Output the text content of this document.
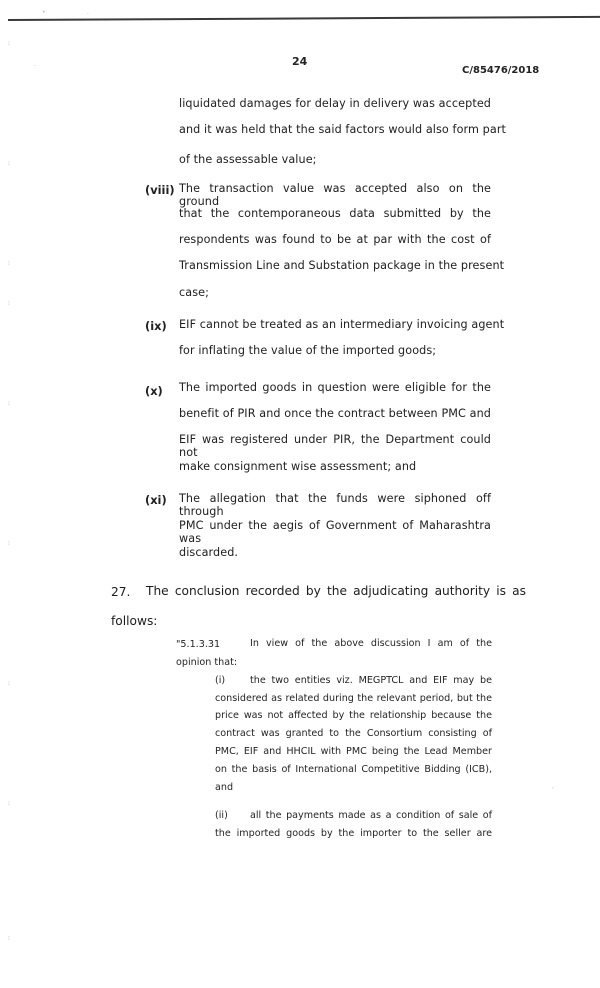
•	·
·
⁝
⁝
⁝
⁝
⁝
⁝
⁝
⁝
⁝
,
24
C/85476/2018
liquidated damages for delay in delivery was accepted
and it was held that the said factors would also form part
of the assessable value;
(viii) The transaction value was accepted also on the ground
that the contemporaneous data submitted by the
respondents was found to be at par with the cost of
Transmission Line and Substation package in the present
case;
(ix) EIF cannot be treated as an intermediary invoicing agent
for inflating the value of the imported goods;
(x) The imported goods in question were eligible for the
benefit of PIR and once the contract between PMC and
EIF was registered under PIR, the Department could not
make consignment wise assessment; and
(xi) The allegation that the funds were siphoned off through
PMC under the aegis of Government of Maharashtra was
discarded.
27. The conclusion recorded by the adjudicating authority is as
follows:
"5.1.3.31	In view of the above discussion I am of the
opinion that:
(i)	the two entities viz. MEGPTCL and EIF may be
considered as related during the relevant period, but the
price was not affected by the relationship because the
contract was granted to the Consortium consisting of
PMC, EIF and HHCIL with PMC being the Lead Member
on the basis of International Competitive Bidding (ICB),
and
(ii) all the payments made as a condition of sale of
the imported goods by the importer to the seller are
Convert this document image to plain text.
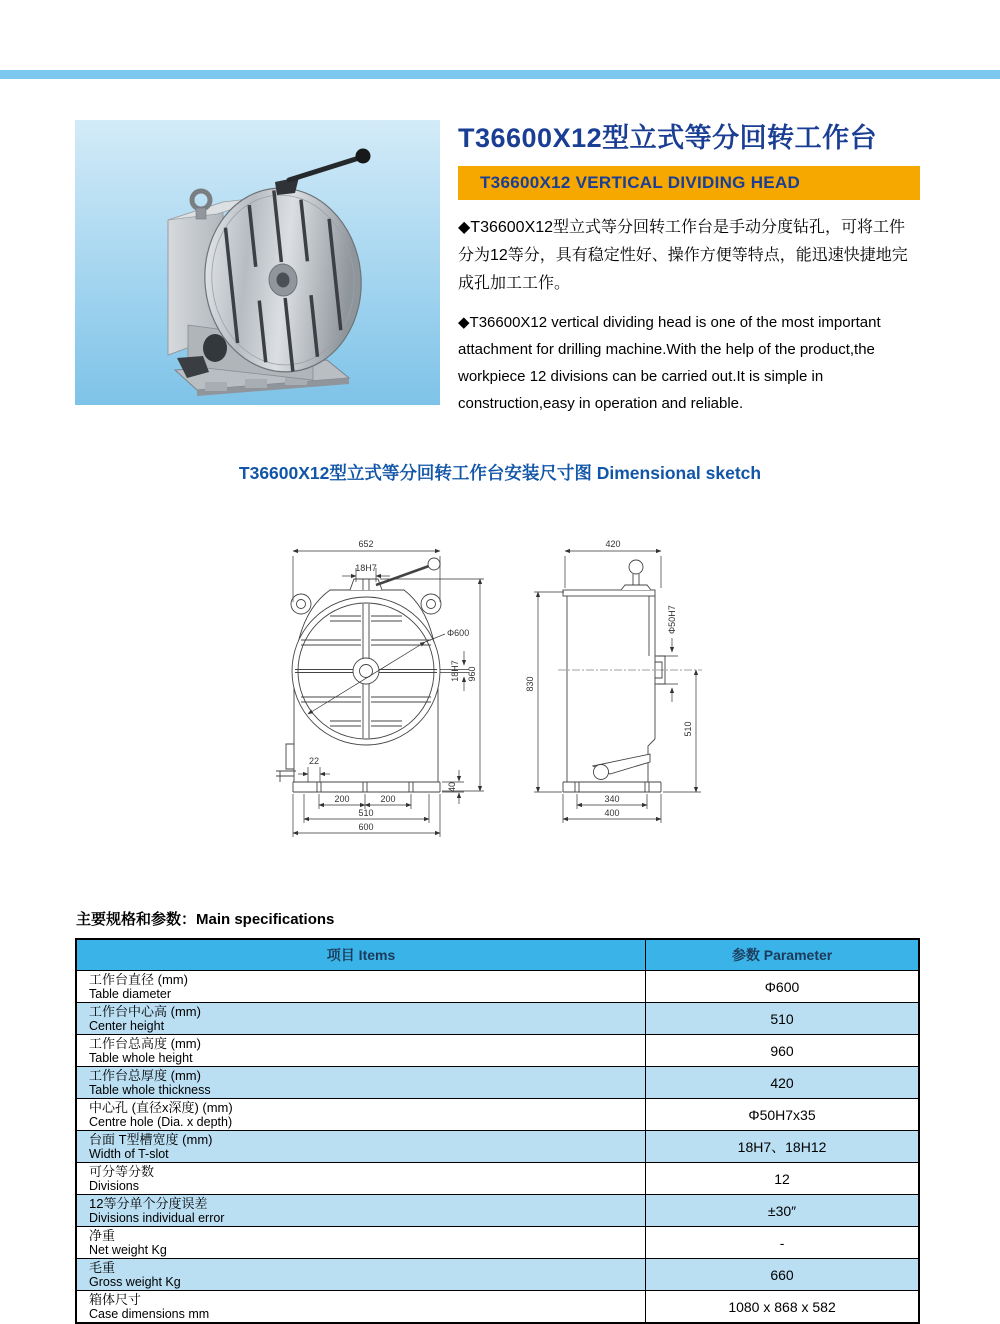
T36600X12型立式等分回转工作台
T36600X12 VERTICAL DIVIDING HEAD
◆T36600X12型立式等分回转工作台是手动分度钻孔，可将工件分为12等分，具有稳定性好、操作方便等特点，能迅速快捷地完成孔加工工作。
◆T36600X12 vertical dividing head is one of the most important attachment for drilling machine.With the help of the product,the workpiece 12 divisions can be carried out.It is simple in construction,easy in operation and reliable.
T36600X12型立式等分回转工作台安装尺寸图 Dimensional sketch
652
18H7
Φ600
18H7 960
22
200	200
510
600
40
420
Φ50H7
830
510
340
400
主要规格和参数：Main specifications
项目 Items	参数 Parameter

工作台直径 (mm)
Table diameter	Φ600

工作台中心高 (mm)
Center height	510

工作台总高度 (mm)
Table whole height	960

工作台总厚度 (mm)
Table whole thickness	420

中心孔 (直径x深度) (mm)
Centre hole (Dia. x depth)	Φ50H7x35

台面 T型槽宽度 (mm)
Width of T-slot	18H7、18H12

可分等分数
Divisions	12

12等分单个分度误差
Divisions individual error	±30″

净重
Net weight Kg	-

毛重
Gross weight Kg	660

箱体尺寸
Case dimensions mm	1080 x 868 x 582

* * *

• [SET PROBLEM]
Using the records given above, list every line that includes the word "goods".

• [ANSWER]
for inflating the value of the imported goods;
(x) The imported goods in question were eligible for the
the imported goods by the importer to the seller are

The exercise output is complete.